> _DATA FOR PROCESSING_
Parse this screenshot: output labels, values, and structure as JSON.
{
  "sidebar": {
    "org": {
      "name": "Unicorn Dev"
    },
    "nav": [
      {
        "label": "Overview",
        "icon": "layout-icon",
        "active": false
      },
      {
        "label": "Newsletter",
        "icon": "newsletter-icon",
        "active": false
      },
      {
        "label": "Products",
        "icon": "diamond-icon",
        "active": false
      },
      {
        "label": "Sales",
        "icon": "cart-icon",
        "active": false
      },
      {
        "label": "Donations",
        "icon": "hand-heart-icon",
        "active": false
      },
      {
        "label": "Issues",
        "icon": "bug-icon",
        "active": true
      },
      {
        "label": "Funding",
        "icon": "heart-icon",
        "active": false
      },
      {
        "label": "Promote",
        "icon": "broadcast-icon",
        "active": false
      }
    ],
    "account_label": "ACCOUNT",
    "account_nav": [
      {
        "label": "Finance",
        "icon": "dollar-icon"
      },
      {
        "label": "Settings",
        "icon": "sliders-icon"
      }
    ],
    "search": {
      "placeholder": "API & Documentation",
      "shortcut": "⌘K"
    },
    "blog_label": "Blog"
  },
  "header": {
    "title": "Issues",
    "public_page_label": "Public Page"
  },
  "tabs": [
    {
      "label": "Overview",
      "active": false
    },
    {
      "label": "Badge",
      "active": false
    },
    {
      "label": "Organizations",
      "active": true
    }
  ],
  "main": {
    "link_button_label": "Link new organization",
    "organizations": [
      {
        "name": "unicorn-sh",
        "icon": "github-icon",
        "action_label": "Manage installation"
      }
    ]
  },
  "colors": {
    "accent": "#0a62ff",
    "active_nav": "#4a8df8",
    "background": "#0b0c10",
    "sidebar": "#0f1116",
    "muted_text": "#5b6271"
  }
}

> _WHAT YOU ARE ASKED TO DO_
Retype every entry above, word for word.

> _TASK RESULT_
Parse this screenshot: output labels, values, and structure as JSON.
{
  "sidebar": {
    "org": {
      "name": "Unicorn Dev"
    },
    "nav": [
      {
        "label": "Overview",
        "icon": "layout-icon",
        "active": false
      },
      {
        "label": "Newsletter",
        "icon": "newsletter-icon",
        "active": false
      },
      {
        "label": "Products",
        "icon": "diamond-icon",
        "active": false
      },
      {
        "label": "Sales",
        "icon": "cart-icon",
        "active": false
      },
      {
        "label": "Donations",
        "icon": "hand-heart-icon",
        "active": false
      },
      {
        "label": "Issues",
        "icon": "bug-icon",
        "active": true
      },
      {
        "label": "Funding",
        "icon": "heart-icon",
        "active": false
      },
      {
        "label": "Promote",
        "icon": "broadcast-icon",
        "active": false
      }
    ],
    "account_label": "ACCOUNT",
    "account_nav": [
      {
        "label": "Finance",
        "icon": "dollar-icon"
      },
      {
        "label": "Settings",
        "icon": "sliders-icon"
      }
    ],
    "search": {
      "placeholder": "API & Documentation",
      "shortcut": "⌘K"
    },
    "blog_label": "Blog"
  },
  "header": {
    "title": "Issues",
    "public_page_label": "Public Page"
  },
  "tabs": [
    {
      "label": "Overview",
      "active": false
    },
    {
      "label": "Badge",
      "active": false
    },
    {
      "label": "Organizations",
      "active": true
    }
  ],
  "main": {
    "link_button_label": "Link new organization",
    "organizations": [
      {
        "name": "unicorn-sh",
        "icon": "github-icon",
        "action_label": "Manage installation"
      }
    ]
  },
  "colors": {
    "accent": "#0a62ff",
    "active_nav": "#4a8df8",
    "background": "#0b0c10",
    "sidebar": "#0f1116",
    "muted_text": "#5b6271"
  }
}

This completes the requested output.